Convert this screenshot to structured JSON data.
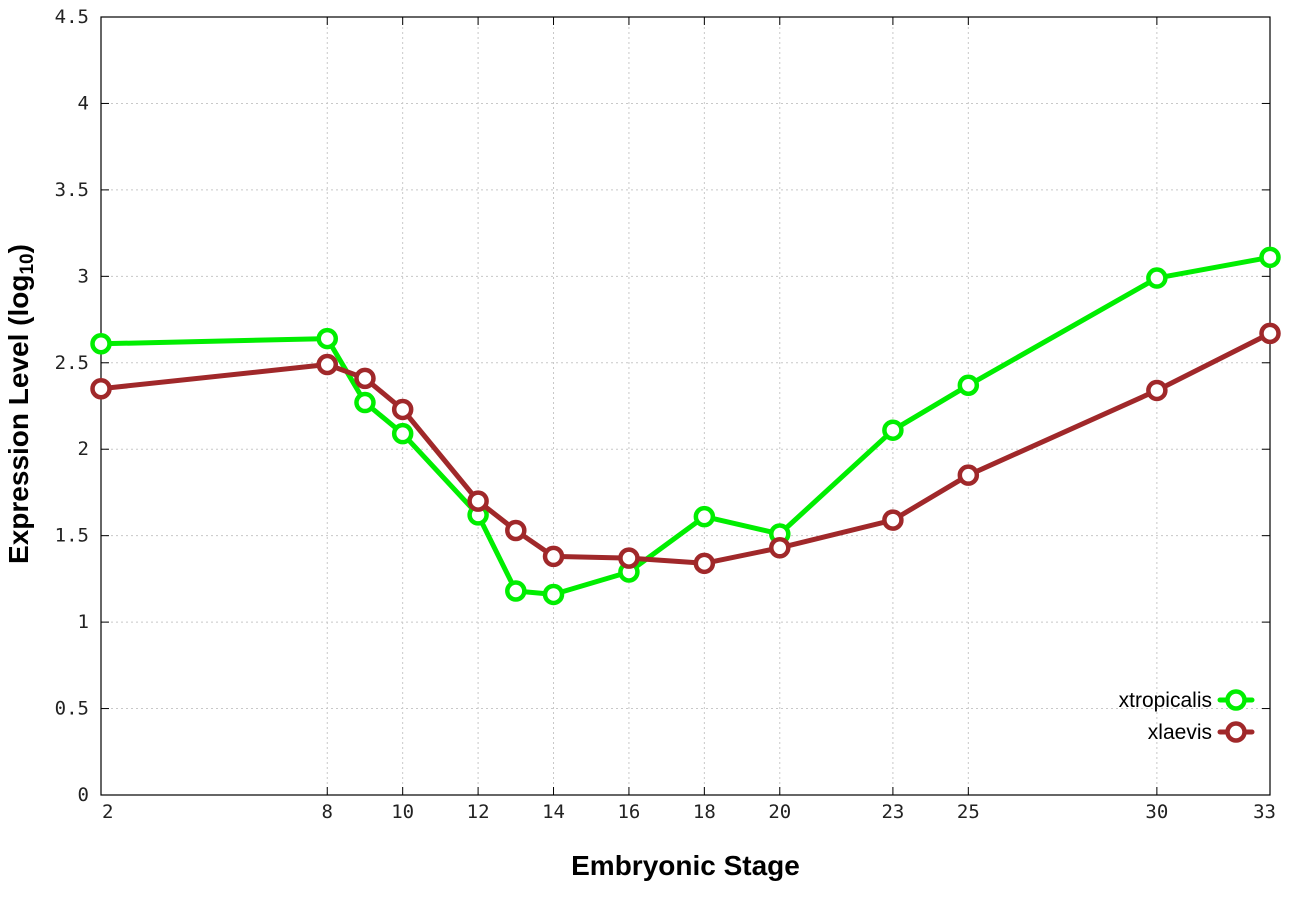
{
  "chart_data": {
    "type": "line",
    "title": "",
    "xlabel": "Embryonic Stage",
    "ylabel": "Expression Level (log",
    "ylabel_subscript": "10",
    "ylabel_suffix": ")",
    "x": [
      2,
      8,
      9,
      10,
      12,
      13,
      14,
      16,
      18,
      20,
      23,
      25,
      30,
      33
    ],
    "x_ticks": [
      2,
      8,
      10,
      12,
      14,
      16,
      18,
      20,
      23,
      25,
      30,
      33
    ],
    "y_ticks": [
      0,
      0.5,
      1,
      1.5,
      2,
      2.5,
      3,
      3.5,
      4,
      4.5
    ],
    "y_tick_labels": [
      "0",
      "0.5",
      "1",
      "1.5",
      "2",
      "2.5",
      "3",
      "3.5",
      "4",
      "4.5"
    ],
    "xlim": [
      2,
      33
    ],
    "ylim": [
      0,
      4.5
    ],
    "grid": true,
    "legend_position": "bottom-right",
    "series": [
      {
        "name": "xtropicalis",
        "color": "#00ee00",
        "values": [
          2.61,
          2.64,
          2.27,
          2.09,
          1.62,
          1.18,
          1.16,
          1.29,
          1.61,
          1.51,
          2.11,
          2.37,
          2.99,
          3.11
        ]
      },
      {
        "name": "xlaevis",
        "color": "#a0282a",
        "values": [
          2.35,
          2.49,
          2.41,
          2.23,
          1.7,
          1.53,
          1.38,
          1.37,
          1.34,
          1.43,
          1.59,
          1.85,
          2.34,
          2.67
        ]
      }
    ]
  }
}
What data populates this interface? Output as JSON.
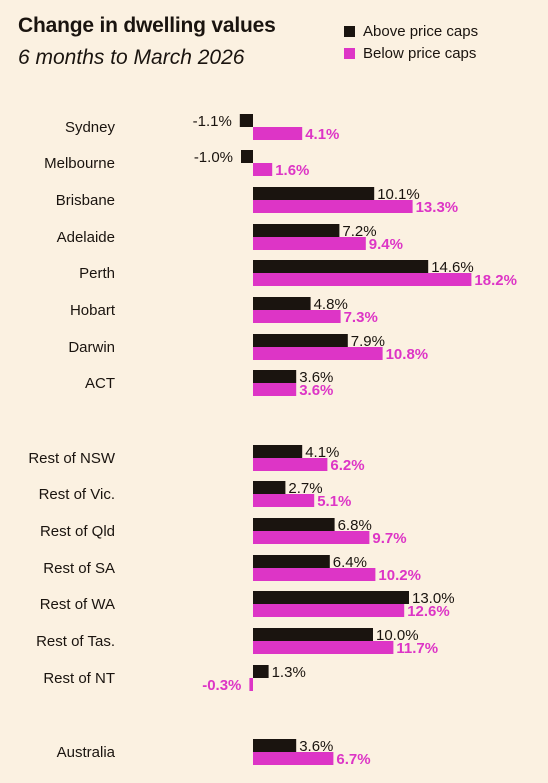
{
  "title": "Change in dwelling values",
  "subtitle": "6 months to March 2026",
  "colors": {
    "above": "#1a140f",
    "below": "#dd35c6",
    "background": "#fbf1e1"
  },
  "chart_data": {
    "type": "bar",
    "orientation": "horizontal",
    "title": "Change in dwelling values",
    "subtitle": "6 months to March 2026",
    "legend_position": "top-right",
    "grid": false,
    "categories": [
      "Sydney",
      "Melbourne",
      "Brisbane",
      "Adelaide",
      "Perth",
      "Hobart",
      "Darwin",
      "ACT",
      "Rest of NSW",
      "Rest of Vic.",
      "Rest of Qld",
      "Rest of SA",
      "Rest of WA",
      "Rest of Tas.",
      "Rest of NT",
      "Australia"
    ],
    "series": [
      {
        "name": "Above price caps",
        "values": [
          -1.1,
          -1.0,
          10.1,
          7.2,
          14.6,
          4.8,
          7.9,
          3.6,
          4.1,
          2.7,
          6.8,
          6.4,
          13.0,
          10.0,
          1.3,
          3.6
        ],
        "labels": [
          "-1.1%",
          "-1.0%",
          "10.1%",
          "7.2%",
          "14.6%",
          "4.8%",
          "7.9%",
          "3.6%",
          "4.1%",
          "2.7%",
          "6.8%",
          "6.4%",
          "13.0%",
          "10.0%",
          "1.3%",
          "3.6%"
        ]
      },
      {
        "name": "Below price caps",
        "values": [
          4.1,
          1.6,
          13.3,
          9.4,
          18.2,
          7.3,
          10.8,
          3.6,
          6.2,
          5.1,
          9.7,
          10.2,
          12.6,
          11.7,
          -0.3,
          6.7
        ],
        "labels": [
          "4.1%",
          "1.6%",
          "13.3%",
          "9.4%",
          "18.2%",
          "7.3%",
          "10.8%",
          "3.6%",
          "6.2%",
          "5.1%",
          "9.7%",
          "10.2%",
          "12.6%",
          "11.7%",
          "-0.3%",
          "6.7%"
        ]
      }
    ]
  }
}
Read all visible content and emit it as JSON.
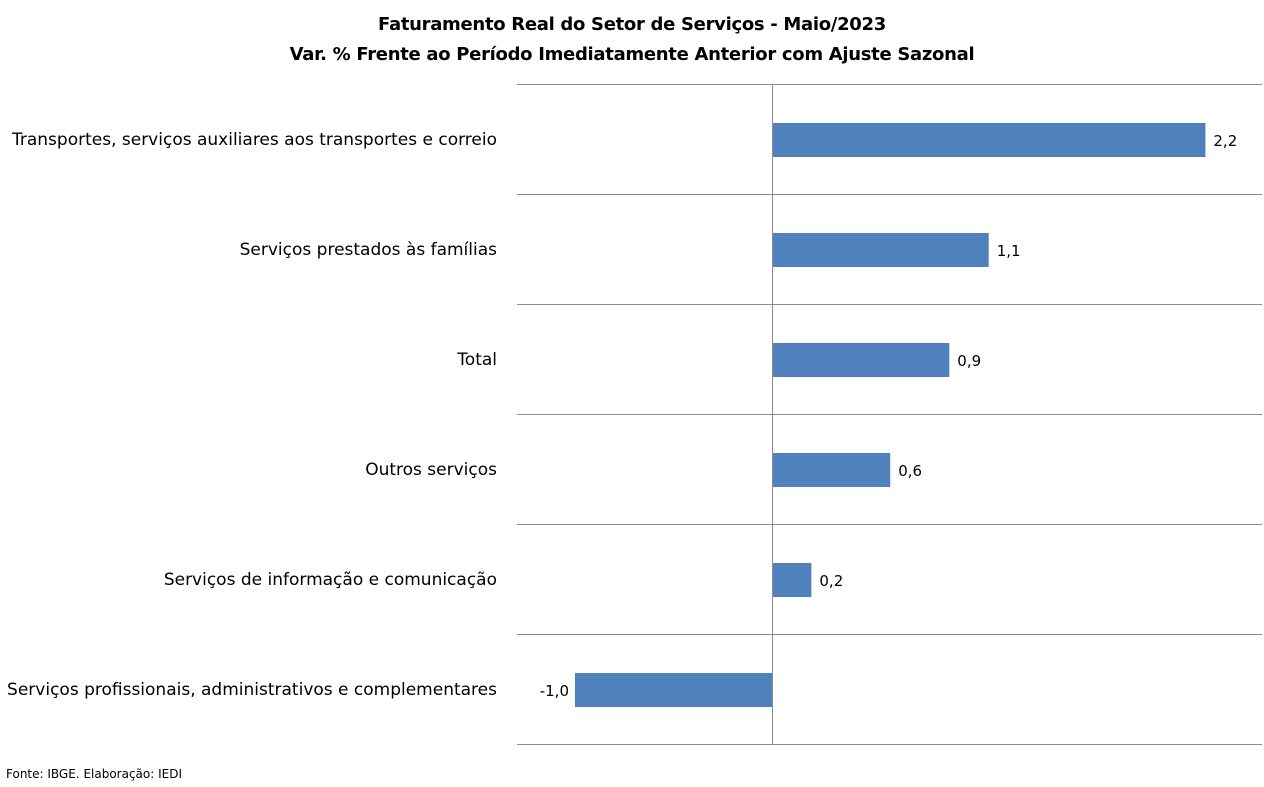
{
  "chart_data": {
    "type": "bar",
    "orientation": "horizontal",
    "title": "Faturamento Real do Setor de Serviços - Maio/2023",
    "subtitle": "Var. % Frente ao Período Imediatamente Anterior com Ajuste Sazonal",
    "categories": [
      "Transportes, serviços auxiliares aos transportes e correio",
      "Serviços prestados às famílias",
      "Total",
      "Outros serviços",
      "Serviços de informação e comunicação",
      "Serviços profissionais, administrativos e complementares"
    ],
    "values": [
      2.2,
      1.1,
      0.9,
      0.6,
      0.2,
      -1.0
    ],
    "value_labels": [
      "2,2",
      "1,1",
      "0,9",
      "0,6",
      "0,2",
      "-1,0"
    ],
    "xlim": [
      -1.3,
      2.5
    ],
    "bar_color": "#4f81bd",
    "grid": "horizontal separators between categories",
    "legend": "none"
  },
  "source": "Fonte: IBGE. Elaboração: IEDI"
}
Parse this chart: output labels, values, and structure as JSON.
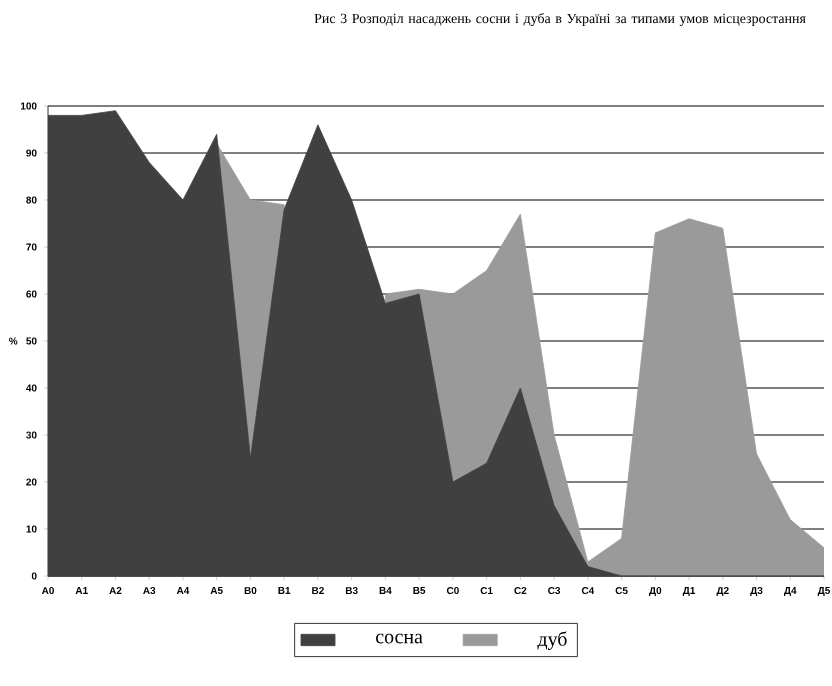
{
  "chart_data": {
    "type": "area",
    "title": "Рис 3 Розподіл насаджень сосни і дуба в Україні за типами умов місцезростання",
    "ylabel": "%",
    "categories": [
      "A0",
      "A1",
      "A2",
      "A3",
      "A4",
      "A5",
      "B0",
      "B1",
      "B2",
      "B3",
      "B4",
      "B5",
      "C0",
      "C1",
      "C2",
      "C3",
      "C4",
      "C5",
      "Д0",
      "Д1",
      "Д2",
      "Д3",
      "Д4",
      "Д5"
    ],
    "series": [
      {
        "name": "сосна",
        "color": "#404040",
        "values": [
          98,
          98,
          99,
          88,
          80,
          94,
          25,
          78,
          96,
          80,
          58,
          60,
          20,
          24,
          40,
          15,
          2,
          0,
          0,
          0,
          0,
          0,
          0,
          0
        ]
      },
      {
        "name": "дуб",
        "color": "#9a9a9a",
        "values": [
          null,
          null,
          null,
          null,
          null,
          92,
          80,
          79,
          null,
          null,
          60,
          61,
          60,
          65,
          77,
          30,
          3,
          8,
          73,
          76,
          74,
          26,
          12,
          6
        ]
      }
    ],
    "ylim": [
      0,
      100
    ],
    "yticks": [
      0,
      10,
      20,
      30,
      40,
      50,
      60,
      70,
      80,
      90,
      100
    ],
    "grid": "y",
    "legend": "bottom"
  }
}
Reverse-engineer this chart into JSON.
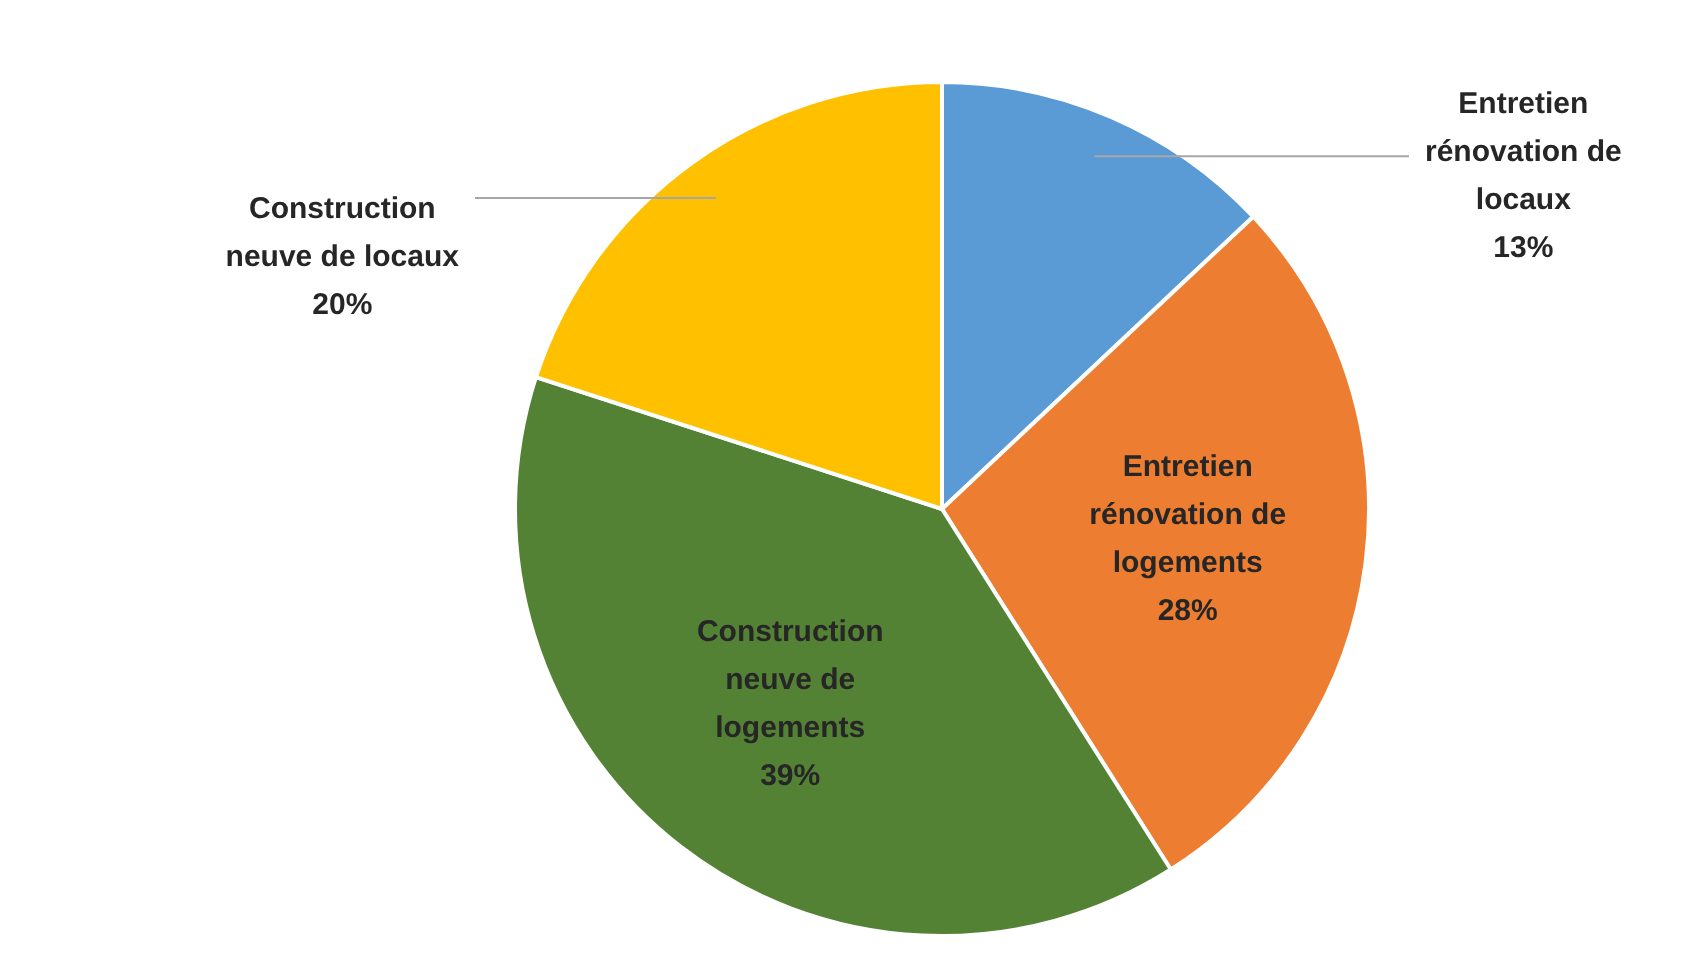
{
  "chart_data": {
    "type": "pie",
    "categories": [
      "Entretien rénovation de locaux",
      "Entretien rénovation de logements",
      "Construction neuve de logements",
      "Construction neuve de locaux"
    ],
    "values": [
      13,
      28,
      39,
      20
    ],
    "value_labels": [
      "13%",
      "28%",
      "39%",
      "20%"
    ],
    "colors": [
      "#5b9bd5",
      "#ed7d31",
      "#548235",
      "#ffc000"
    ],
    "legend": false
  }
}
------------------------------------
DIRECTIVE —
Transcribe every record above exactly as written, leaving out any pictures.

COMPLETED TASK —
Convert this screenshot to structured JSON data.
{
  "chart_data": {
    "type": "line",
    "title": "",
    "xlabel": "Embryonic Stage",
    "ylabel": "Expression Level (log",
    "ylabel_subscript": "10",
    "ylabel_suffix": ")",
    "x": [
      2,
      8,
      9,
      10,
      12,
      13,
      14,
      16,
      18,
      20,
      23,
      25,
      30,
      33
    ],
    "x_ticks": [
      2,
      8,
      10,
      12,
      14,
      16,
      18,
      20,
      23,
      25,
      30,
      33
    ],
    "y_ticks": [
      0,
      0.5,
      1,
      1.5,
      2,
      2.5,
      3,
      3.5,
      4,
      4.5
    ],
    "y_tick_labels": [
      "0",
      "0.5",
      "1",
      "1.5",
      "2",
      "2.5",
      "3",
      "3.5",
      "4",
      "4.5"
    ],
    "xlim": [
      2,
      33
    ],
    "ylim": [
      0,
      4.5
    ],
    "grid": true,
    "legend_position": "bottom-right",
    "series": [
      {
        "name": "xtropicalis",
        "color": "#00ee00",
        "values": [
          2.61,
          2.64,
          2.27,
          2.09,
          1.62,
          1.18,
          1.16,
          1.29,
          1.61,
          1.51,
          2.11,
          2.37,
          2.99,
          3.11
        ]
      },
      {
        "name": "xlaevis",
        "color": "#a0282a",
        "values": [
          2.35,
          2.49,
          2.41,
          2.23,
          1.7,
          1.53,
          1.38,
          1.37,
          1.34,
          1.43,
          1.59,
          1.85,
          2.34,
          2.67
        ]
      }
    ]
  }
}
What data populates this interface? Output as JSON.
{
  "title": "Change in dwelling values",
  "subtitle": "6 months to March 2026",
  "colors": {
    "above": "#1a140f",
    "below": "#dd35c6",
    "background": "#fbf1e1"
  },
  "chart_data": {
    "type": "bar",
    "orientation": "horizontal",
    "title": "Change in dwelling values",
    "subtitle": "6 months to March 2026",
    "legend_position": "top-right",
    "grid": false,
    "categories": [
      "Sydney",
      "Melbourne",
      "Brisbane",
      "Adelaide",
      "Perth",
      "Hobart",
      "Darwin",
      "ACT",
      "Rest of NSW",
      "Rest of Vic.",
      "Rest of Qld",
      "Rest of SA",
      "Rest of WA",
      "Rest of Tas.",
      "Rest of NT",
      "Australia"
    ],
    "series": [
      {
        "name": "Above price caps",
        "values": [
          -1.1,
          -1.0,
          10.1,
          7.2,
          14.6,
          4.8,
          7.9,
          3.6,
          4.1,
          2.7,
          6.8,
          6.4,
          13.0,
          10.0,
          1.3,
          3.6
        ],
        "labels": [
          "-1.1%",
          "-1.0%",
          "10.1%",
          "7.2%",
          "14.6%",
          "4.8%",
          "7.9%",
          "3.6%",
          "4.1%",
          "2.7%",
          "6.8%",
          "6.4%",
          "13.0%",
          "10.0%",
          "1.3%",
          "3.6%"
        ]
      },
      {
        "name": "Below price caps",
        "values": [
          4.1,
          1.6,
          13.3,
          9.4,
          18.2,
          7.3,
          10.8,
          3.6,
          6.2,
          5.1,
          9.7,
          10.2,
          12.6,
          11.7,
          -0.3,
          6.7
        ],
        "labels": [
          "4.1%",
          "1.6%",
          "13.3%",
          "9.4%",
          "18.2%",
          "7.3%",
          "10.8%",
          "3.6%",
          "6.2%",
          "5.1%",
          "9.7%",
          "10.2%",
          "12.6%",
          "11.7%",
          "-0.3%",
          "6.7%"
        ]
      }
    ]
  }
}
Read all visible content and emit it as JSON.
{
  "chart_data": {
    "type": "bar",
    "orientation": "horizontal",
    "title": "Faturamento Real do Setor de Serviços - Maio/2023",
    "subtitle": "Var. % Frente ao Período Imediatamente Anterior com Ajuste Sazonal",
    "categories": [
      "Transportes, serviços auxiliares aos transportes e correio",
      "Serviços prestados às famílias",
      "Total",
      "Outros serviços",
      "Serviços de informação e comunicação",
      "Serviços profissionais, administrativos e complementares"
    ],
    "values": [
      2.2,
      1.1,
      0.9,
      0.6,
      0.2,
      -1.0
    ],
    "value_labels": [
      "2,2",
      "1,1",
      "0,9",
      "0,6",
      "0,2",
      "-1,0"
    ],
    "xlim": [
      -1.3,
      2.5
    ],
    "bar_color": "#4f81bd",
    "grid": "horizontal separators between categories",
    "legend": "none"
  },
  "source": "Fonte: IBGE. Elaboração: IEDI"
}
Parse this chart: output labels, values, and structure as JSON.
{
  "chart_data": {
    "type": "area",
    "title": "Рис 3 Розподіл насаджень сосни і дуба в Україні за типами умов місцезростання",
    "ylabel": "%",
    "categories": [
      "A0",
      "A1",
      "A2",
      "A3",
      "A4",
      "A5",
      "B0",
      "B1",
      "B2",
      "B3",
      "B4",
      "B5",
      "C0",
      "C1",
      "C2",
      "C3",
      "C4",
      "C5",
      "Д0",
      "Д1",
      "Д2",
      "Д3",
      "Д4",
      "Д5"
    ],
    "series": [
      {
        "name": "сосна",
        "color": "#404040",
        "values": [
          98,
          98,
          99,
          88,
          80,
          94,
          25,
          78,
          96,
          80,
          58,
          60,
          20,
          24,
          40,
          15,
          2,
          0,
          0,
          0,
          0,
          0,
          0,
          0
        ]
      },
      {
        "name": "дуб",
        "color": "#9a9a9a",
        "values": [
          null,
          null,
          null,
          null,
          null,
          92,
          80,
          79,
          null,
          null,
          60,
          61,
          60,
          65,
          77,
          30,
          3,
          8,
          73,
          76,
          74,
          26,
          12,
          6
        ]
      }
    ],
    "ylim": [
      0,
      100
    ],
    "yticks": [
      0,
      10,
      20,
      30,
      40,
      50,
      60,
      70,
      80,
      90,
      100
    ],
    "grid": "y",
    "legend": "bottom"
  }
}
Reverse-engineer this chart into JSON.
{
  "chart_data": {
    "type": "pie",
    "categories": [
      "Entretien rénovation de locaux",
      "Entretien rénovation de logements",
      "Construction neuve de logements",
      "Construction neuve de locaux"
    ],
    "values": [
      13,
      28,
      39,
      20
    ],
    "value_labels": [
      "13%",
      "28%",
      "39%",
      "20%"
    ],
    "colors": [
      "#5b9bd5",
      "#ed7d31",
      "#548235",
      "#ffc000"
    ],
    "legend": false
  }
}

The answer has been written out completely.